Problem to work on: Determine how many lines of the entries contain "рациона". Reply with that number alone.

----- Dataset

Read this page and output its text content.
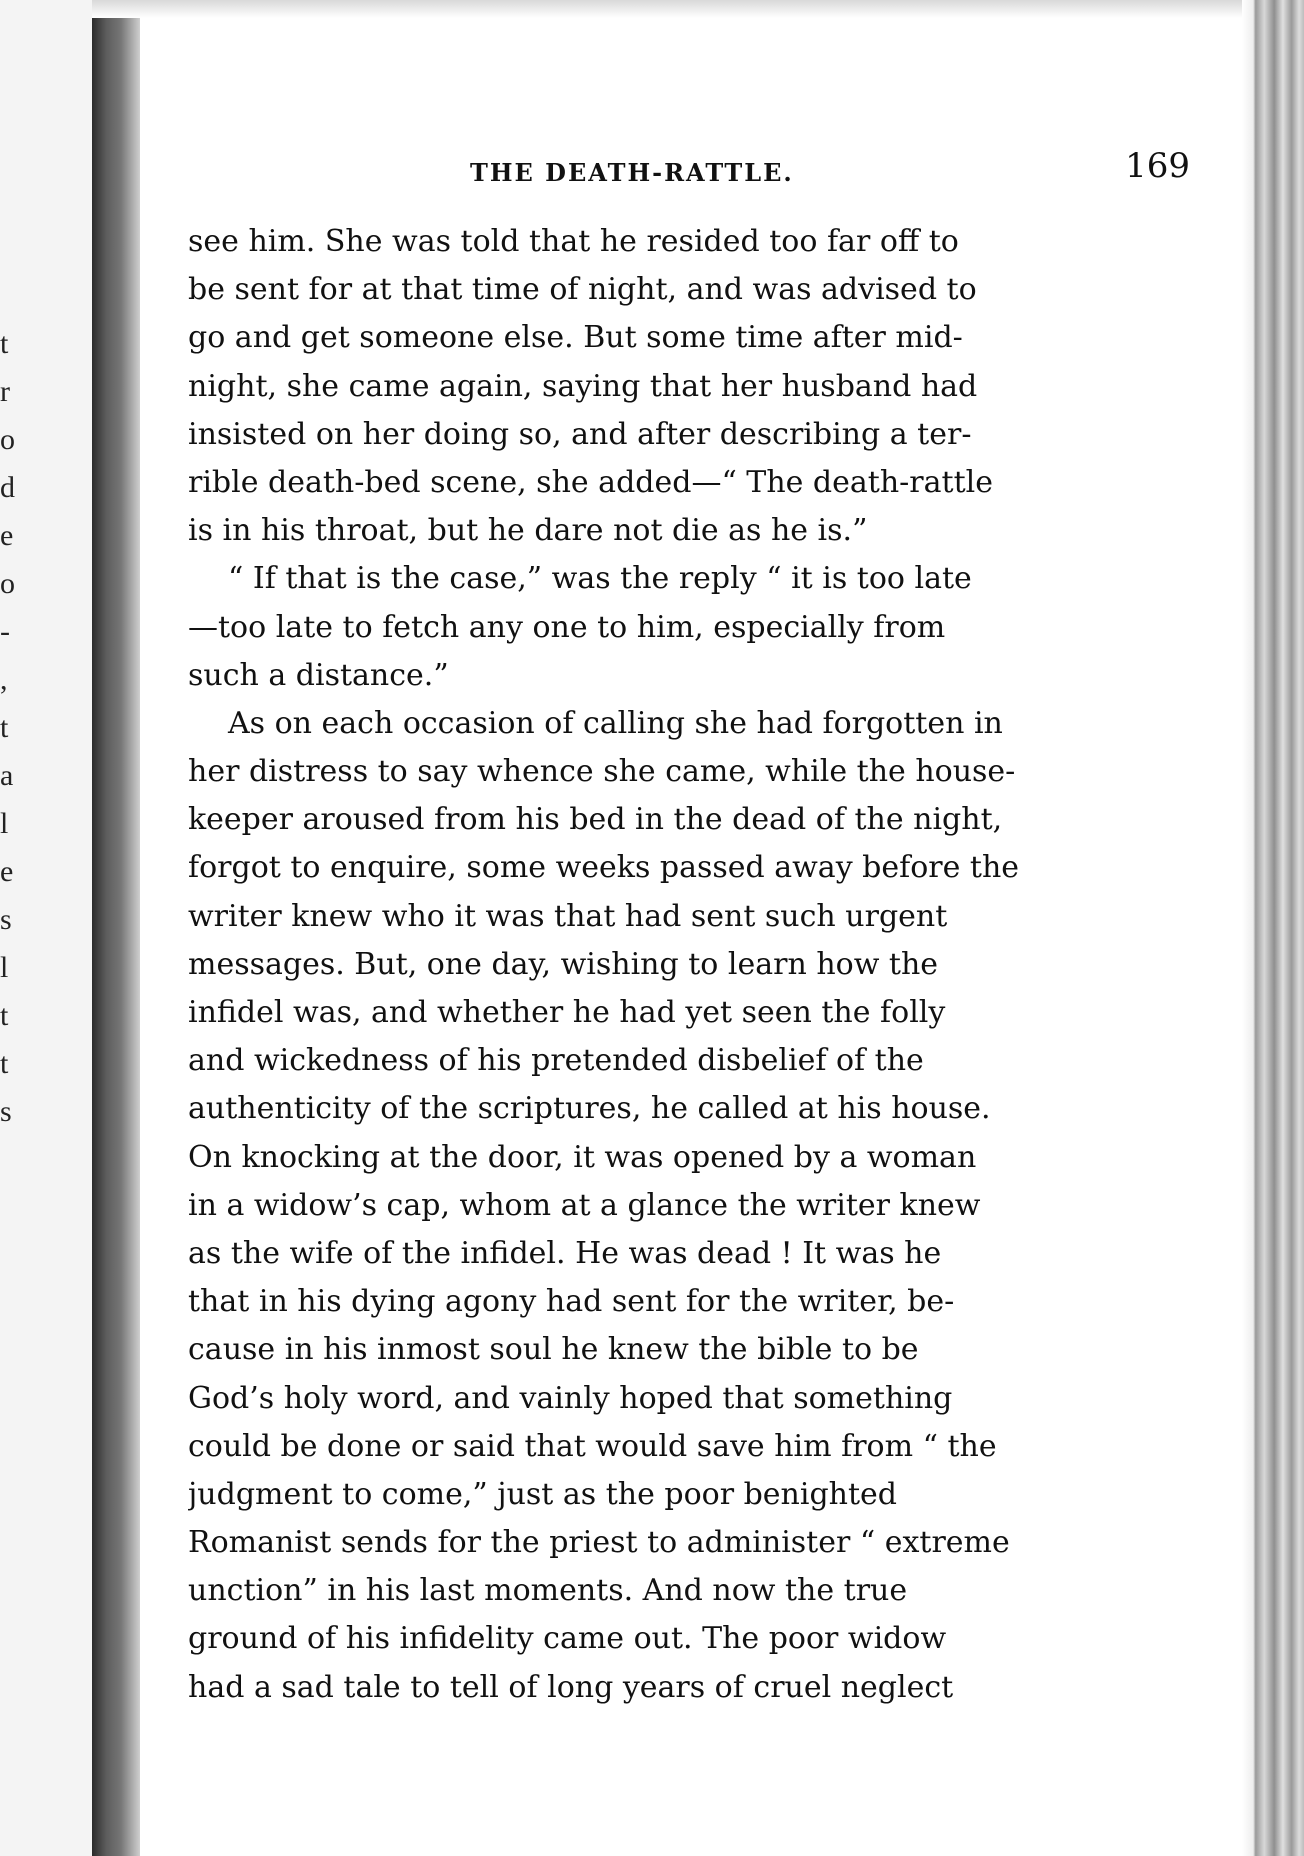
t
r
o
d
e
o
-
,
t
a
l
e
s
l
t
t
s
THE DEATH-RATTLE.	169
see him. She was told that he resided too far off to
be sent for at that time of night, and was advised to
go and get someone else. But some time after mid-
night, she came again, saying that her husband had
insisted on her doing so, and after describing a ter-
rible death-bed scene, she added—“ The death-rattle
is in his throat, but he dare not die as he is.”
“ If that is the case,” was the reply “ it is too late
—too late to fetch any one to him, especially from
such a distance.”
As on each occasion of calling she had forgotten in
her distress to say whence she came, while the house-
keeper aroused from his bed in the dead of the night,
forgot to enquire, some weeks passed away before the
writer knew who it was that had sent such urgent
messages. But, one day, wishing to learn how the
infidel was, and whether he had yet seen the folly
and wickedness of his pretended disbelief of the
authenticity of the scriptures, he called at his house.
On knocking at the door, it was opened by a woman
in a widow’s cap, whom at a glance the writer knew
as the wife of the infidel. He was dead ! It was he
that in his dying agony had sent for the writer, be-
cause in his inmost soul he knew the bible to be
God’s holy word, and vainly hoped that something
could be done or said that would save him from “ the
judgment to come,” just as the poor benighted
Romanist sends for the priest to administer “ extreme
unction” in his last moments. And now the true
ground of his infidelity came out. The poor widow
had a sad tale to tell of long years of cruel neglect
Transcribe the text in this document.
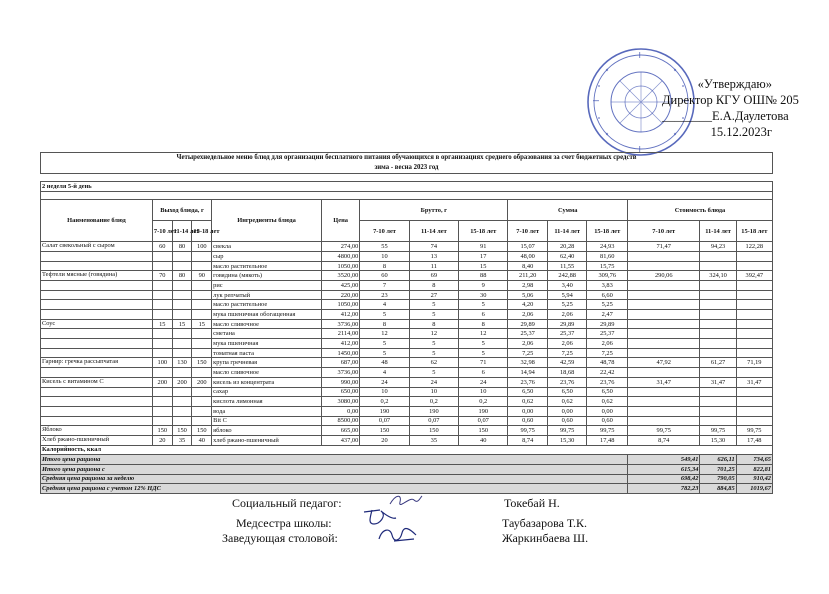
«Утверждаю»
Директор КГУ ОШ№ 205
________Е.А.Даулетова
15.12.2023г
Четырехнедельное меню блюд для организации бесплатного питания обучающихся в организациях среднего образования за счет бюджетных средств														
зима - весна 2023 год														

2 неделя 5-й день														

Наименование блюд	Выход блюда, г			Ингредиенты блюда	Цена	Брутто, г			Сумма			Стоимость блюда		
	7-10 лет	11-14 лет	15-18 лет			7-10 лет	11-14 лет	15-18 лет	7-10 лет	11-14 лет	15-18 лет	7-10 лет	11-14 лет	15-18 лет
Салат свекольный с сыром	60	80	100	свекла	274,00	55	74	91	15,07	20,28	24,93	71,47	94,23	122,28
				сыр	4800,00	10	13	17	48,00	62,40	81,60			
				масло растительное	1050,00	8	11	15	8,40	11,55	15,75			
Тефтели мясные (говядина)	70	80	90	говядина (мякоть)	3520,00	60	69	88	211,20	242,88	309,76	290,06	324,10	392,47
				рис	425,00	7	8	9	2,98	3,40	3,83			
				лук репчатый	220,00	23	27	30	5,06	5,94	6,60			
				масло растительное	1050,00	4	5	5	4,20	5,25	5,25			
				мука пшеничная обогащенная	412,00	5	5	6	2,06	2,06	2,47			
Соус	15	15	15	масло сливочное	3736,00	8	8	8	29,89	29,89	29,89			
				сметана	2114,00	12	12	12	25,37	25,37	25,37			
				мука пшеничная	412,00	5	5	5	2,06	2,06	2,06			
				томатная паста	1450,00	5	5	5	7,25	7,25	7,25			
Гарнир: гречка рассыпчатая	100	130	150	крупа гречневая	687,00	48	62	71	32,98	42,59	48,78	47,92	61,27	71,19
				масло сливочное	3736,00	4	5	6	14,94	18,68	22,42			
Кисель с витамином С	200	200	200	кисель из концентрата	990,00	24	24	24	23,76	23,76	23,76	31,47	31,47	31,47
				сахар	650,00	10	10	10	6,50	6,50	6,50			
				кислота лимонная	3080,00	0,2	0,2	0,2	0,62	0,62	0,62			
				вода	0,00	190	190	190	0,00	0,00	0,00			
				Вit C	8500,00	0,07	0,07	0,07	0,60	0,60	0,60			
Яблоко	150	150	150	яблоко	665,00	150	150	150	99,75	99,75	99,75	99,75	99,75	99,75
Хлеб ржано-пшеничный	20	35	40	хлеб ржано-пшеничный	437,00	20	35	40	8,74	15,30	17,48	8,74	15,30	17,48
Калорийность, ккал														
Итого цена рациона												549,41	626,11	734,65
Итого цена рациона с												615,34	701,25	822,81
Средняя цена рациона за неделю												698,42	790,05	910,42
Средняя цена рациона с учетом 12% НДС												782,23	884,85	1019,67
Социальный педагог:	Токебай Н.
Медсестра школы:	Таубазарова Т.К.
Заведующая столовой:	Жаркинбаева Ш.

----------
----- Dataset

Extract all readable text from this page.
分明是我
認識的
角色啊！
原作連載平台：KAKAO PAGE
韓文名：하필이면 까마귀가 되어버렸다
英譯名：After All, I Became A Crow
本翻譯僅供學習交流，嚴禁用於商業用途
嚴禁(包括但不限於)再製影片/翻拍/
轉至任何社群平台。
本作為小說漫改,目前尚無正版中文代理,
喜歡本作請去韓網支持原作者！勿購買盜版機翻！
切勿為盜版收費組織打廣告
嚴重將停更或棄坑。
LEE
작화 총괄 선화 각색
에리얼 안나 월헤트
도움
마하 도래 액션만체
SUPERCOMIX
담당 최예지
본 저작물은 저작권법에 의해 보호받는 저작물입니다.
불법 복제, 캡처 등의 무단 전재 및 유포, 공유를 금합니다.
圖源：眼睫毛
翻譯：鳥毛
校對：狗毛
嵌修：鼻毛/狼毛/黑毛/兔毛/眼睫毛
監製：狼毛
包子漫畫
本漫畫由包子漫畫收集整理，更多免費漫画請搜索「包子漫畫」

----------

Task output: 4